Data lines —
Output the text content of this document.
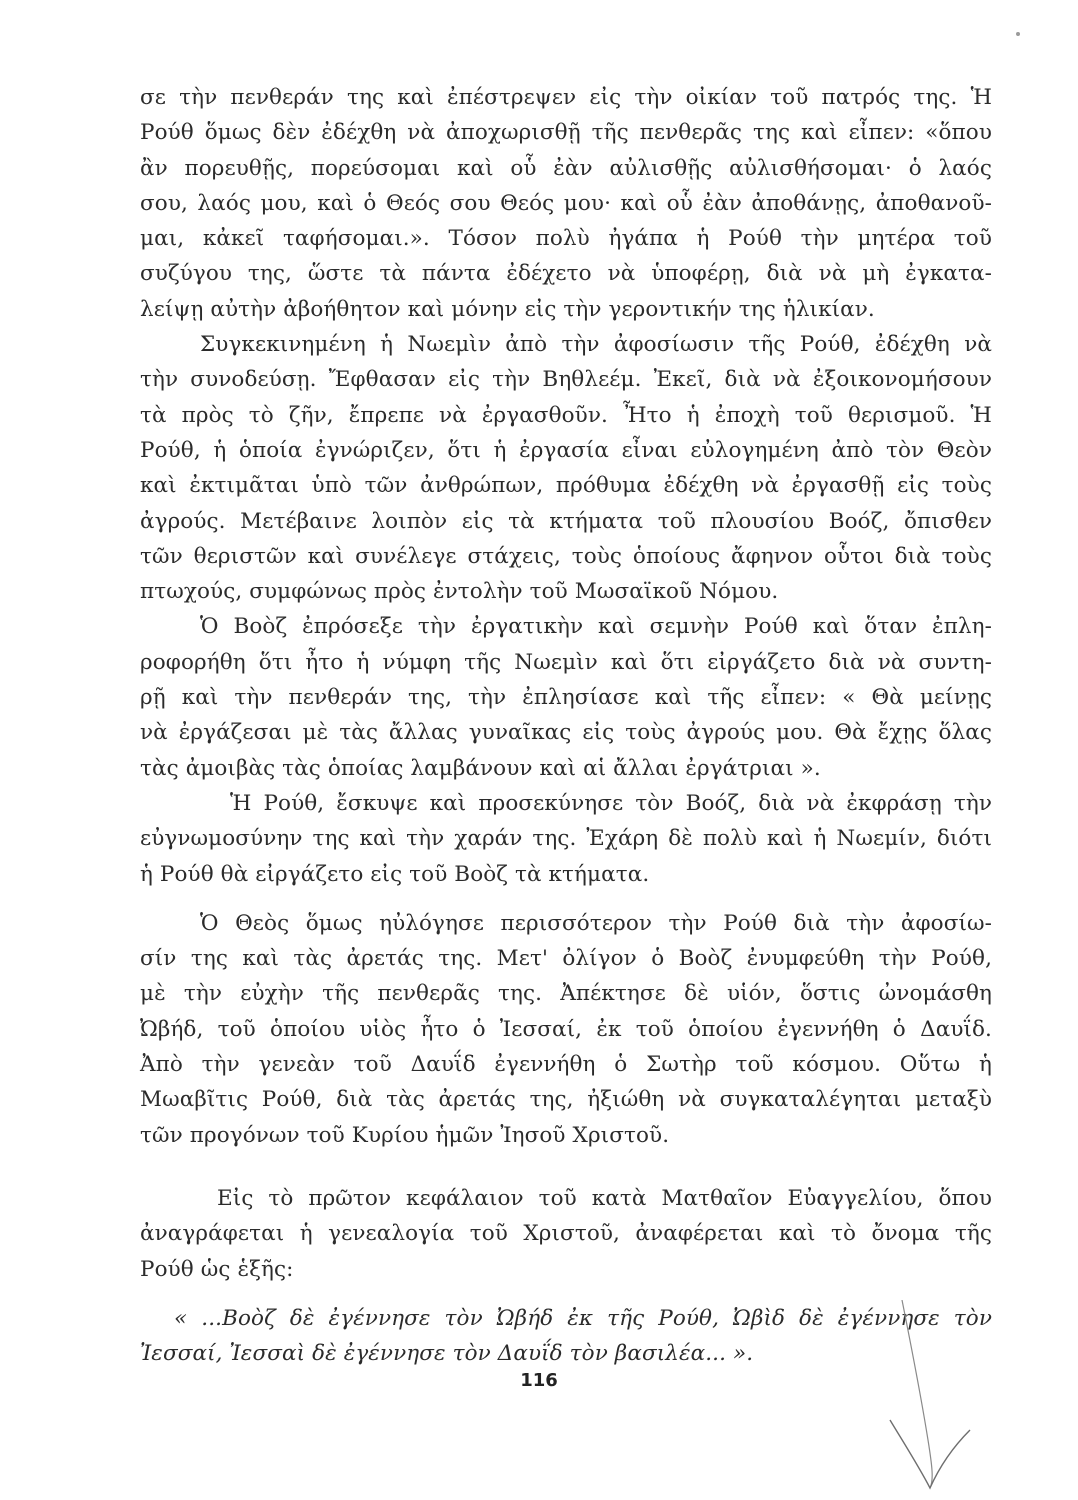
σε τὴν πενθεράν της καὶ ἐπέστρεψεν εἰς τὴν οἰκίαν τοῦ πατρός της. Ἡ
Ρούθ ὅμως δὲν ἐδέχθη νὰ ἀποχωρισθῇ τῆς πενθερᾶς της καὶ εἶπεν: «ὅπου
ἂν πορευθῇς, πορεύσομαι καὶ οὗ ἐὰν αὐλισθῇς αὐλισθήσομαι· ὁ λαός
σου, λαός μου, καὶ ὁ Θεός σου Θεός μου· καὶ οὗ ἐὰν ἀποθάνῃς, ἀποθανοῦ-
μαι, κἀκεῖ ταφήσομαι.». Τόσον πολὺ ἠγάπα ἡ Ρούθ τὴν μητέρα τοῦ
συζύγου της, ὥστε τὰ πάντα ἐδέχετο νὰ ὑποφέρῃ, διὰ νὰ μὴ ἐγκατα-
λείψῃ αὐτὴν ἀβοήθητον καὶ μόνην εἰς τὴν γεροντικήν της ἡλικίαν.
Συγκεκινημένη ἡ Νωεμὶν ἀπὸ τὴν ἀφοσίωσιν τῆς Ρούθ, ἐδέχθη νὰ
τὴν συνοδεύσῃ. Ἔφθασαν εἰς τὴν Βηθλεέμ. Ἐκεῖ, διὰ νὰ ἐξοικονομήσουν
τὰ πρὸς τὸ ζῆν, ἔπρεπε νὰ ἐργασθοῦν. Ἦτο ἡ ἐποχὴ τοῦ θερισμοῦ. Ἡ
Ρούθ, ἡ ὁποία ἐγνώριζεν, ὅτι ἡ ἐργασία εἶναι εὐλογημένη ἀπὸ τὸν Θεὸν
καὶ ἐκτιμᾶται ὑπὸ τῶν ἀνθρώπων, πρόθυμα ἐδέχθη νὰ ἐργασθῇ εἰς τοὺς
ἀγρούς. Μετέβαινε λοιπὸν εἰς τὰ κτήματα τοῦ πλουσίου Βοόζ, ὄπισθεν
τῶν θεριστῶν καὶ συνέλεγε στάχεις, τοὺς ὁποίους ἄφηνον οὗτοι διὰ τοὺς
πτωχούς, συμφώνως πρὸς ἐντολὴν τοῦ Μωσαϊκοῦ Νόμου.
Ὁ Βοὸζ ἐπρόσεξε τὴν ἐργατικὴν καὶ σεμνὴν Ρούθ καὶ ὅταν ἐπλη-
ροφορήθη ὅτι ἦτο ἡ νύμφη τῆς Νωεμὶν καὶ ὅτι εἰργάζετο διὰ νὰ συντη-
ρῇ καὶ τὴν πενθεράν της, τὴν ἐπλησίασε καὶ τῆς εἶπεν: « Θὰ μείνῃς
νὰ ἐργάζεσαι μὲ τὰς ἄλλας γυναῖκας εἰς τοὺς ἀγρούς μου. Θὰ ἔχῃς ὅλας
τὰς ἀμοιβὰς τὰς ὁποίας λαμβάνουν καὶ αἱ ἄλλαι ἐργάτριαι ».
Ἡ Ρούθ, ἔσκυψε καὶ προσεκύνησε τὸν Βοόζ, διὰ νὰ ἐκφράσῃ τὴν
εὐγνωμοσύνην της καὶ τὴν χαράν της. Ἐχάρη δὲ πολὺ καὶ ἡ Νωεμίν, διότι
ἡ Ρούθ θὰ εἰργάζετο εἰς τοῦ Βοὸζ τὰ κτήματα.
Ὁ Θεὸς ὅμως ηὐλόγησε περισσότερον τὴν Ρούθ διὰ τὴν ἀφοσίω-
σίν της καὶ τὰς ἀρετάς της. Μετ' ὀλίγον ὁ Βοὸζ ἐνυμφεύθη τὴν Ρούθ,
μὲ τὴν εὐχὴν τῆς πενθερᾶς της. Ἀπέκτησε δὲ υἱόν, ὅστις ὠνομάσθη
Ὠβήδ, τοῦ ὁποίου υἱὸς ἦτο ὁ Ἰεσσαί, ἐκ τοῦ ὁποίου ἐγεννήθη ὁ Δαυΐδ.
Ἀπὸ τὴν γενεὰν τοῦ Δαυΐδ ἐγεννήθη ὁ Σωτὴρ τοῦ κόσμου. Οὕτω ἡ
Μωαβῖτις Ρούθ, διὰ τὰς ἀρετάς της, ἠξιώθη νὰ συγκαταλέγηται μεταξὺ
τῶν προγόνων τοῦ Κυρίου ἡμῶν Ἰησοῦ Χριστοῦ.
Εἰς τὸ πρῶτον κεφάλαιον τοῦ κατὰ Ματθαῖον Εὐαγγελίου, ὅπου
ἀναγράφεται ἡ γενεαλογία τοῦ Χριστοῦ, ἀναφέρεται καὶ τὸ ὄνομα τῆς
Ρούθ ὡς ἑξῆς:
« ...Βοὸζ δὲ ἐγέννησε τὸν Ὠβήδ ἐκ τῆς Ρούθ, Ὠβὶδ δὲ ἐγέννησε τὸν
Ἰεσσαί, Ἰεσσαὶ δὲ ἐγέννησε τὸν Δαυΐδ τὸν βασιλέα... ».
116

Exercise brief — Repeat all of the data above word for word, minus the pictures.

Completed exercise —
Output the text content of this document.
σε τὴν πενθεράν της καὶ ἐπέστρεψεν εἰς τὴν οἰκίαν τοῦ πατρός της. Ἡ
Ρούθ ὅμως δὲν ἐδέχθη νὰ ἀποχωρισθῇ τῆς πενθερᾶς της καὶ εἶπεν: «ὅπου
ἂν πορευθῇς, πορεύσομαι καὶ οὗ ἐὰν αὐλισθῇς αὐλισθήσομαι· ὁ λαός
σου, λαός μου, καὶ ὁ Θεός σου Θεός μου· καὶ οὗ ἐὰν ἀποθάνῃς, ἀποθανοῦ-
μαι, κἀκεῖ ταφήσομαι.». Τόσον πολὺ ἠγάπα ἡ Ρούθ τὴν μητέρα τοῦ
συζύγου της, ὥστε τὰ πάντα ἐδέχετο νὰ ὑποφέρῃ, διὰ νὰ μὴ ἐγκατα-
λείψῃ αὐτὴν ἀβοήθητον καὶ μόνην εἰς τὴν γεροντικήν της ἡλικίαν.
Συγκεκινημένη ἡ Νωεμὶν ἀπὸ τὴν ἀφοσίωσιν τῆς Ρούθ, ἐδέχθη νὰ
τὴν συνοδεύσῃ. Ἔφθασαν εἰς τὴν Βηθλεέμ. Ἐκεῖ, διὰ νὰ ἐξοικονομήσουν
τὰ πρὸς τὸ ζῆν, ἔπρεπε νὰ ἐργασθοῦν. Ἦτο ἡ ἐποχὴ τοῦ θερισμοῦ. Ἡ
Ρούθ, ἡ ὁποία ἐγνώριζεν, ὅτι ἡ ἐργασία εἶναι εὐλογημένη ἀπὸ τὸν Θεὸν
καὶ ἐκτιμᾶται ὑπὸ τῶν ἀνθρώπων, πρόθυμα ἐδέχθη νὰ ἐργασθῇ εἰς τοὺς
ἀγρούς. Μετέβαινε λοιπὸν εἰς τὰ κτήματα τοῦ πλουσίου Βοόζ, ὄπισθεν
τῶν θεριστῶν καὶ συνέλεγε στάχεις, τοὺς ὁποίους ἄφηνον οὗτοι διὰ τοὺς
πτωχούς, συμφώνως πρὸς ἐντολὴν τοῦ Μωσαϊκοῦ Νόμου.
Ὁ Βοὸζ ἐπρόσεξε τὴν ἐργατικὴν καὶ σεμνὴν Ρούθ καὶ ὅταν ἐπλη-
ροφορήθη ὅτι ἦτο ἡ νύμφη τῆς Νωεμὶν καὶ ὅτι εἰργάζετο διὰ νὰ συντη-
ρῇ καὶ τὴν πενθεράν της, τὴν ἐπλησίασε καὶ τῆς εἶπεν: « Θὰ μείνῃς
νὰ ἐργάζεσαι μὲ τὰς ἄλλας γυναῖκας εἰς τοὺς ἀγρούς μου. Θὰ ἔχῃς ὅλας
τὰς ἀμοιβὰς τὰς ὁποίας λαμβάνουν καὶ αἱ ἄλλαι ἐργάτριαι ».
Ἡ Ρούθ, ἔσκυψε καὶ προσεκύνησε τὸν Βοόζ, διὰ νὰ ἐκφράσῃ τὴν
εὐγνωμοσύνην της καὶ τὴν χαράν της. Ἐχάρη δὲ πολὺ καὶ ἡ Νωεμίν, διότι
ἡ Ρούθ θὰ εἰργάζετο εἰς τοῦ Βοὸζ τὰ κτήματα.
Ὁ Θεὸς ὅμως ηὐλόγησε περισσότερον τὴν Ρούθ διὰ τὴν ἀφοσίω-
σίν της καὶ τὰς ἀρετάς της. Μετ' ὀλίγον ὁ Βοὸζ ἐνυμφεύθη τὴν Ρούθ,
μὲ τὴν εὐχὴν τῆς πενθερᾶς της. Ἀπέκτησε δὲ υἱόν, ὅστις ὠνομάσθη
Ὠβήδ, τοῦ ὁποίου υἱὸς ἦτο ὁ Ἰεσσαί, ἐκ τοῦ ὁποίου ἐγεννήθη ὁ Δαυΐδ.
Ἀπὸ τὴν γενεὰν τοῦ Δαυΐδ ἐγεννήθη ὁ Σωτὴρ τοῦ κόσμου. Οὕτω ἡ
Μωαβῖτις Ρούθ, διὰ τὰς ἀρετάς της, ἠξιώθη νὰ συγκαταλέγηται μεταξὺ
τῶν προγόνων τοῦ Κυρίου ἡμῶν Ἰησοῦ Χριστοῦ.
Εἰς τὸ πρῶτον κεφάλαιον τοῦ κατὰ Ματθαῖον Εὐαγγελίου, ὅπου
ἀναγράφεται ἡ γενεαλογία τοῦ Χριστοῦ, ἀναφέρεται καὶ τὸ ὄνομα τῆς
Ρούθ ὡς ἑξῆς:
« ...Βοὸζ δὲ ἐγέννησε τὸν Ὠβήδ ἐκ τῆς Ρούθ, Ὠβὶδ δὲ ἐγέννησε τὸν
Ἰεσσαί, Ἰεσσαὶ δὲ ἐγέννησε τὸν Δαυΐδ τὸν βασιλέα... ».
116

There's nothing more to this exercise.